- WRITTEN INSTRUCTION
Search the material below for the word "yyyy". Copy every line that has it.

- DATA EXTRACT
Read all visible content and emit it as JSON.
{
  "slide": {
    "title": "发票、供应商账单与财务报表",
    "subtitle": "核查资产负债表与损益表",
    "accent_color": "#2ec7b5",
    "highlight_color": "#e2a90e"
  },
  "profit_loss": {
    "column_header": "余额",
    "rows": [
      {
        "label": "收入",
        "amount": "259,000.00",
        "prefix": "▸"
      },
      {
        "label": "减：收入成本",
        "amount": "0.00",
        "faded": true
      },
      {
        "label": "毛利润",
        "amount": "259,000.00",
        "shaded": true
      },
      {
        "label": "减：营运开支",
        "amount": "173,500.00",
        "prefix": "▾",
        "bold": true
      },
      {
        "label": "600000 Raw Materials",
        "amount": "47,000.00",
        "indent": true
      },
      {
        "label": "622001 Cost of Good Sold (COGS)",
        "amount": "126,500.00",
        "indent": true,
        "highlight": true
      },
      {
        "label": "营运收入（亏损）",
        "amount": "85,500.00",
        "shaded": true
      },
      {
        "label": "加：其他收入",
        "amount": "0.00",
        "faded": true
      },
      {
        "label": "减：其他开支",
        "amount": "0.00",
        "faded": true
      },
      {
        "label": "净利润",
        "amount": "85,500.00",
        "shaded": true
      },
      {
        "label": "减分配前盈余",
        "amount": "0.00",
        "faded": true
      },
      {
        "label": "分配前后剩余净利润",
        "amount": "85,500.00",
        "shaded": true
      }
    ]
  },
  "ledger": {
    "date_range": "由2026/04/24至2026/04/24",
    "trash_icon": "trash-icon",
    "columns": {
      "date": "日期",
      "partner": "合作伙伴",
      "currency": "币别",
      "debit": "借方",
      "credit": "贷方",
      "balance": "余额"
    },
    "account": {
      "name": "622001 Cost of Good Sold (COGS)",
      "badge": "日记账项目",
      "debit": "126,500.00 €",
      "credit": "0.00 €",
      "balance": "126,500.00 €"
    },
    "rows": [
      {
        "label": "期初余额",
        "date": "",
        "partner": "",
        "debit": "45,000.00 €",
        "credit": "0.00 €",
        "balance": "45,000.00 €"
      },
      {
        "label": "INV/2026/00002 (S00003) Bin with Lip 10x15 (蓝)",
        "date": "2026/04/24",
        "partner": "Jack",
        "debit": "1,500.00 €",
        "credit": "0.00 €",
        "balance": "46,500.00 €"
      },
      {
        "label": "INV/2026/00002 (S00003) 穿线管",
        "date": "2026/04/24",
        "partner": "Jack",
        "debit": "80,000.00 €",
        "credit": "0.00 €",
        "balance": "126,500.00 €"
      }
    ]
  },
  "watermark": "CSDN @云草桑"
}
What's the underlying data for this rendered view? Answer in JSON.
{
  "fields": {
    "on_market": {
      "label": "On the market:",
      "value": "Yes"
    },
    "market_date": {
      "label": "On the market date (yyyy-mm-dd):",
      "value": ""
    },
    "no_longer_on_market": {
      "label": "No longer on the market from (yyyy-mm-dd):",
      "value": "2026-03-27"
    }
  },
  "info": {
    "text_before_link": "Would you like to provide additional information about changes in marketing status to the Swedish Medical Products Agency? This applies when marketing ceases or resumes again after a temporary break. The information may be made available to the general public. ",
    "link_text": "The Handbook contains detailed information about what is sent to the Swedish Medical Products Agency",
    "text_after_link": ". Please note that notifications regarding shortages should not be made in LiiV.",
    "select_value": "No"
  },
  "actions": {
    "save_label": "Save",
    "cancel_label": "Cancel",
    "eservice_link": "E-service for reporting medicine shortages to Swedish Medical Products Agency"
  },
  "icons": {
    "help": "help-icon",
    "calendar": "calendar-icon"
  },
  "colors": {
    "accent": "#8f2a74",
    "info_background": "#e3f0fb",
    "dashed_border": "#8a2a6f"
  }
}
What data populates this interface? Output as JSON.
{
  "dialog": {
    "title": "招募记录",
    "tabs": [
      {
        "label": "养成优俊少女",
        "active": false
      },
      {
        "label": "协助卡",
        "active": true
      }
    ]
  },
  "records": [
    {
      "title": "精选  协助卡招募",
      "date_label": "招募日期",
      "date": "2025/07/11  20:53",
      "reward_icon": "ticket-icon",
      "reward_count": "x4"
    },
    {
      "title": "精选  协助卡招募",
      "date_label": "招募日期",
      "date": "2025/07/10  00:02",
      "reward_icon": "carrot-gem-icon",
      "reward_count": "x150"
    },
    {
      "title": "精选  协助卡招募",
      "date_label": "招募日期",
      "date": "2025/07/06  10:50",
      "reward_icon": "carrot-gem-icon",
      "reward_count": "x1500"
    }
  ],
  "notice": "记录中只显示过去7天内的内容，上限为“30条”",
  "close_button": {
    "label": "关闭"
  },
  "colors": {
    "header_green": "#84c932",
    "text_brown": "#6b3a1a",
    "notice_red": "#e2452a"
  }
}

- WRITTEN SOLUTION
      "label": "On the market date (yyyy-mm-dd):",
      "label": "No longer on the market from (yyyy-mm-dd):",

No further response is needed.